[Dataset records]
----------------------------------------
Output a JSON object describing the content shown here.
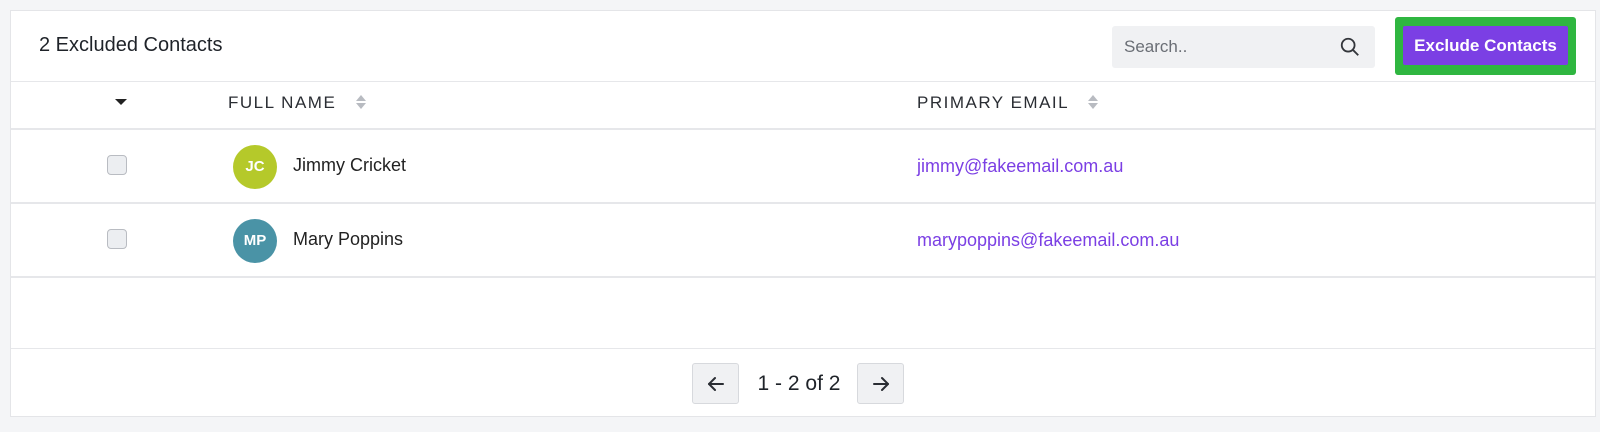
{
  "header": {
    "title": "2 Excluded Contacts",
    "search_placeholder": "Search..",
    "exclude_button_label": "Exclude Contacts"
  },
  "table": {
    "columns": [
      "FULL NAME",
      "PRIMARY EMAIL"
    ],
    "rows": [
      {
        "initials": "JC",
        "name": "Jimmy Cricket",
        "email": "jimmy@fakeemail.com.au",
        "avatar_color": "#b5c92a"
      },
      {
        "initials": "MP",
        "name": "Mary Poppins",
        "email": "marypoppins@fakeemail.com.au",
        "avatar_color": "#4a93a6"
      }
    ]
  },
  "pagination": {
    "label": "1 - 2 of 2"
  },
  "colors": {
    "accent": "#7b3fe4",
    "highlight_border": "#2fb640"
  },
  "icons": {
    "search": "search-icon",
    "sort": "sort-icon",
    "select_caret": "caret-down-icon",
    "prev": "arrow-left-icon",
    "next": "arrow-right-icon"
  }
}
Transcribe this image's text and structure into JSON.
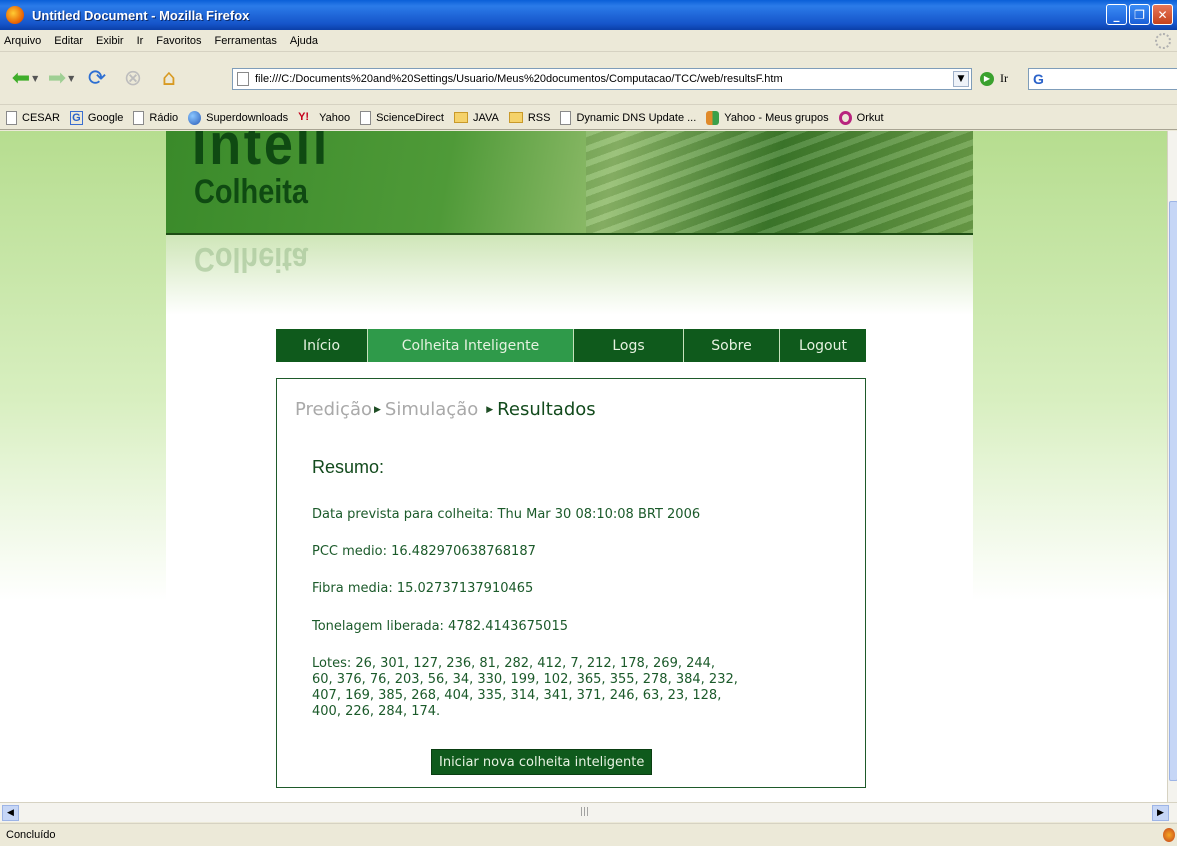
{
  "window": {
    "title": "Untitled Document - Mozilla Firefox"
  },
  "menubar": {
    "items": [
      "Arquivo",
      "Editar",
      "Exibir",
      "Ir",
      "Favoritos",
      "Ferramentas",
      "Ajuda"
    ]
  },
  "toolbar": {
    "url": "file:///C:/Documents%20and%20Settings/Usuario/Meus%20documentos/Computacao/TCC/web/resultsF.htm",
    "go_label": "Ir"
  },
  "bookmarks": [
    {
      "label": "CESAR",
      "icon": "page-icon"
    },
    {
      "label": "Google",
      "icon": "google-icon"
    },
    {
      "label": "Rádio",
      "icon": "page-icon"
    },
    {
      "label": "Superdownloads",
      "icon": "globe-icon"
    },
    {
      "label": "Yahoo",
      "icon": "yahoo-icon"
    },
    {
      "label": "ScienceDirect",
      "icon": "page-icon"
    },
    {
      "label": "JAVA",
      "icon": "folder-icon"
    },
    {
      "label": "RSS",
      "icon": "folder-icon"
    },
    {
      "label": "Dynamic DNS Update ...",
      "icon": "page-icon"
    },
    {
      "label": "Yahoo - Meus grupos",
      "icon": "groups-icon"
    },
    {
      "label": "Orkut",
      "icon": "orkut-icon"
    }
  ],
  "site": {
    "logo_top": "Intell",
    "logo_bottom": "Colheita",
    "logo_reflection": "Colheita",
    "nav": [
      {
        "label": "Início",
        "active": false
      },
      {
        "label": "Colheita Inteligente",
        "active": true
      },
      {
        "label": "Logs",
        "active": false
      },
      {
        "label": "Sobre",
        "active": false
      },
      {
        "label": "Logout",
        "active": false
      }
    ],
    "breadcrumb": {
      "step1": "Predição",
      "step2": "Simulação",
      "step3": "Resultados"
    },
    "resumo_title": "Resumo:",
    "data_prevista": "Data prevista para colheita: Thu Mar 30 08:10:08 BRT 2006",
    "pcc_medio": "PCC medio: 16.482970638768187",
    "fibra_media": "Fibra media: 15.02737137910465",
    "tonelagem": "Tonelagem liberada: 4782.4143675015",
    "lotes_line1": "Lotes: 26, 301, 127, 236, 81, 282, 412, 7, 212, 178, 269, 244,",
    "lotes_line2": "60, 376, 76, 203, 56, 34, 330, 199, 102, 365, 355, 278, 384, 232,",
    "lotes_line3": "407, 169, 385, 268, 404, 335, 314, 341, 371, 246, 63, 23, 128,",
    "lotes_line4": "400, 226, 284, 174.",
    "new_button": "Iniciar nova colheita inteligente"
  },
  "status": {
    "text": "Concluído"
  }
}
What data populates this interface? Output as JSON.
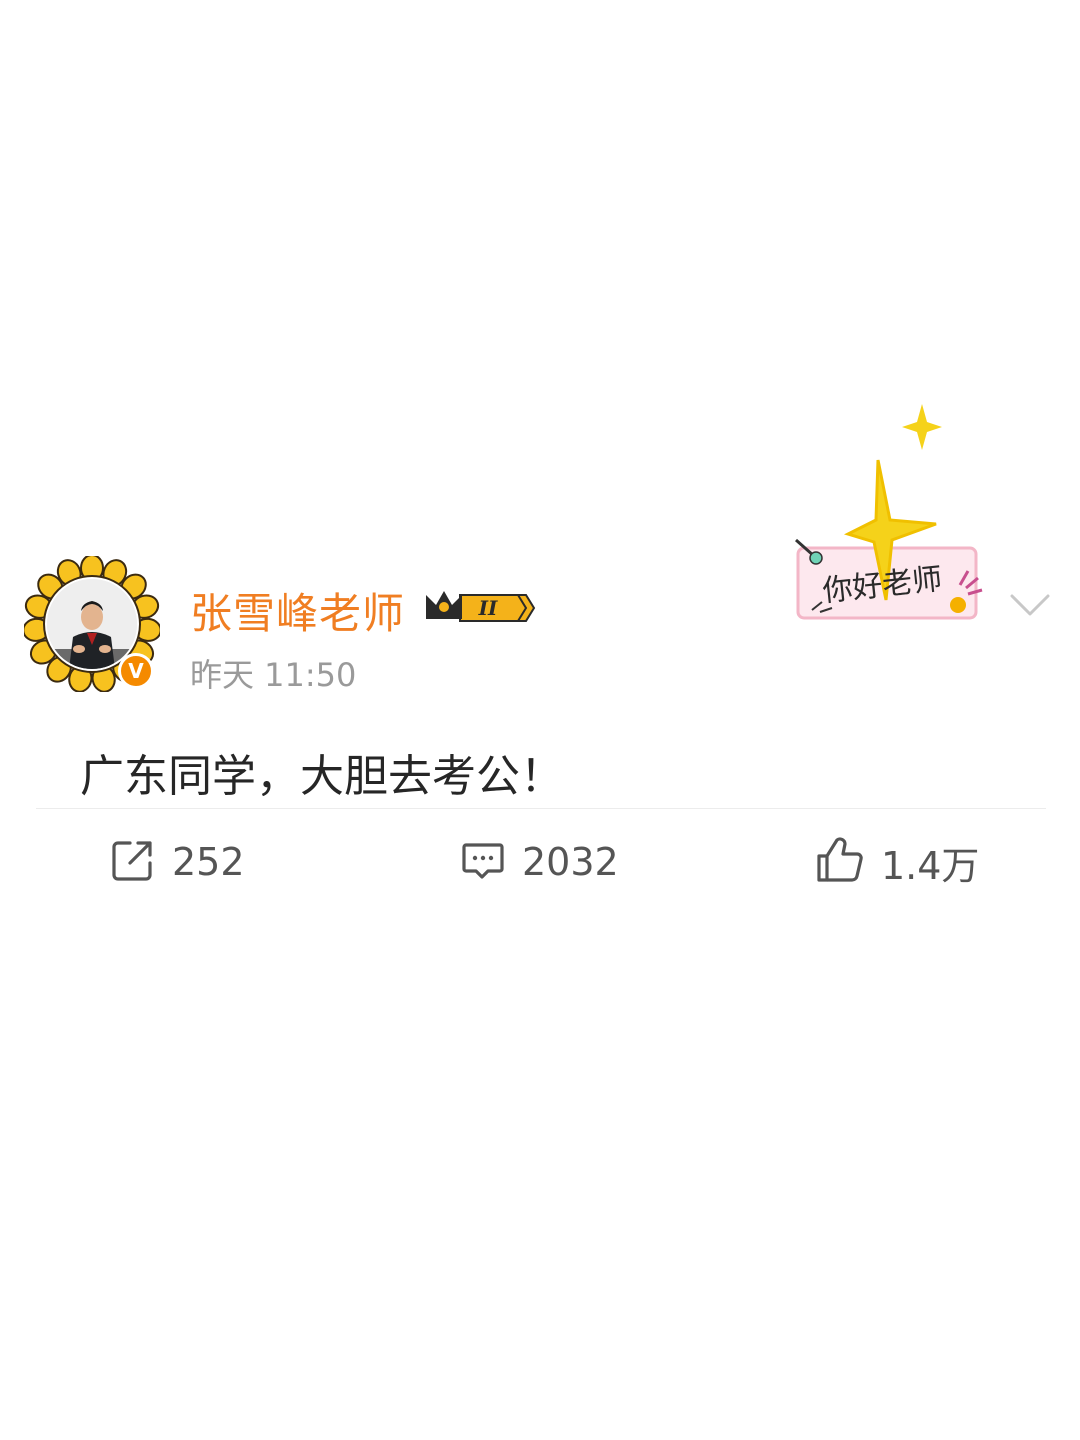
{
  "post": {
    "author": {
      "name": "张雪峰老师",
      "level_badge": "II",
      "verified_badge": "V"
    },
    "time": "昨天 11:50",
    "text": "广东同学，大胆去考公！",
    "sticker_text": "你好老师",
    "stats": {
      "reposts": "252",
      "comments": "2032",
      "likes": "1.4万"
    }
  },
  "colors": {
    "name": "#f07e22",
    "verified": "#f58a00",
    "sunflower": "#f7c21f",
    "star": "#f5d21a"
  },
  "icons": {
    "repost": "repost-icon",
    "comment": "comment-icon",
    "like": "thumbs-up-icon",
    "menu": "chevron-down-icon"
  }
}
----------------------------------------
### WHAT TO DO
Print every entry above again without changing a word, and omit the pictures.

### THE SOLUTION
Output a JSON object describing the content shown here.
{
  "header": {
    "title": "2 Excluded Contacts",
    "search_placeholder": "Search..",
    "exclude_button_label": "Exclude Contacts"
  },
  "table": {
    "columns": [
      "FULL NAME",
      "PRIMARY EMAIL"
    ],
    "rows": [
      {
        "initials": "JC",
        "name": "Jimmy Cricket",
        "email": "jimmy@fakeemail.com.au",
        "avatar_color": "#b5c92a"
      },
      {
        "initials": "MP",
        "name": "Mary Poppins",
        "email": "marypoppins@fakeemail.com.au",
        "avatar_color": "#4a93a6"
      }
    ]
  },
  "pagination": {
    "label": "1 - 2 of 2"
  },
  "colors": {
    "accent": "#7b3fe4",
    "highlight_border": "#2fb640"
  },
  "icons": {
    "search": "search-icon",
    "sort": "sort-icon",
    "select_caret": "caret-down-icon",
    "prev": "arrow-left-icon",
    "next": "arrow-right-icon"
  }
}
Transcribe this image's text and structure into JSON.
{
  "window": {
    "title": "Untitled Document - Mozilla Firefox"
  },
  "menubar": {
    "items": [
      "Arquivo",
      "Editar",
      "Exibir",
      "Ir",
      "Favoritos",
      "Ferramentas",
      "Ajuda"
    ]
  },
  "toolbar": {
    "url": "file:///C:/Documents%20and%20Settings/Usuario/Meus%20documentos/Computacao/TCC/web/resultsF.htm",
    "go_label": "Ir"
  },
  "bookmarks": [
    {
      "label": "CESAR",
      "icon": "page-icon"
    },
    {
      "label": "Google",
      "icon": "google-icon"
    },
    {
      "label": "Rádio",
      "icon": "page-icon"
    },
    {
      "label": "Superdownloads",
      "icon": "globe-icon"
    },
    {
      "label": "Yahoo",
      "icon": "yahoo-icon"
    },
    {
      "label": "ScienceDirect",
      "icon": "page-icon"
    },
    {
      "label": "JAVA",
      "icon": "folder-icon"
    },
    {
      "label": "RSS",
      "icon": "folder-icon"
    },
    {
      "label": "Dynamic DNS Update ...",
      "icon": "page-icon"
    },
    {
      "label": "Yahoo - Meus grupos",
      "icon": "groups-icon"
    },
    {
      "label": "Orkut",
      "icon": "orkut-icon"
    }
  ],
  "site": {
    "logo_top": "Intell",
    "logo_bottom": "Colheita",
    "logo_reflection": "Colheita",
    "nav": [
      {
        "label": "Início",
        "active": false
      },
      {
        "label": "Colheita Inteligente",
        "active": true
      },
      {
        "label": "Logs",
        "active": false
      },
      {
        "label": "Sobre",
        "active": false
      },
      {
        "label": "Logout",
        "active": false
      }
    ],
    "breadcrumb": {
      "step1": "Predição",
      "step2": "Simulação",
      "step3": "Resultados"
    },
    "resumo_title": "Resumo:",
    "data_prevista": "Data prevista para colheita: Thu Mar 30 08:10:08 BRT 2006",
    "pcc_medio": "PCC medio: 16.482970638768187",
    "fibra_media": "Fibra media: 15.02737137910465",
    "tonelagem": "Tonelagem liberada: 4782.4143675015",
    "lotes_line1": "Lotes: 26, 301, 127, 236, 81, 282, 412, 7, 212, 178, 269, 244,",
    "lotes_line2": "60, 376, 76, 203, 56, 34, 330, 199, 102, 365, 355, 278, 384, 232,",
    "lotes_line3": "407, 169, 385, 268, 404, 335, 314, 341, 371, 246, 63, 23, 128,",
    "lotes_line4": "400, 226, 284, 174.",
    "new_button": "Iniciar nova colheita inteligente"
  },
  "status": {
    "text": "Concluído"
  }
}
What data populates this interface? Output as JSON.
{
  "post": {
    "author": {
      "name": "张雪峰老师",
      "level_badge": "II",
      "verified_badge": "V"
    },
    "time": "昨天 11:50",
    "text": "广东同学，大胆去考公！",
    "sticker_text": "你好老师",
    "stats": {
      "reposts": "252",
      "comments": "2032",
      "likes": "1.4万"
    }
  },
  "colors": {
    "name": "#f07e22",
    "verified": "#f58a00",
    "sunflower": "#f7c21f",
    "star": "#f5d21a"
  },
  "icons": {
    "repost": "repost-icon",
    "comment": "comment-icon",
    "like": "thumbs-up-icon",
    "menu": "chevron-down-icon"
  }
}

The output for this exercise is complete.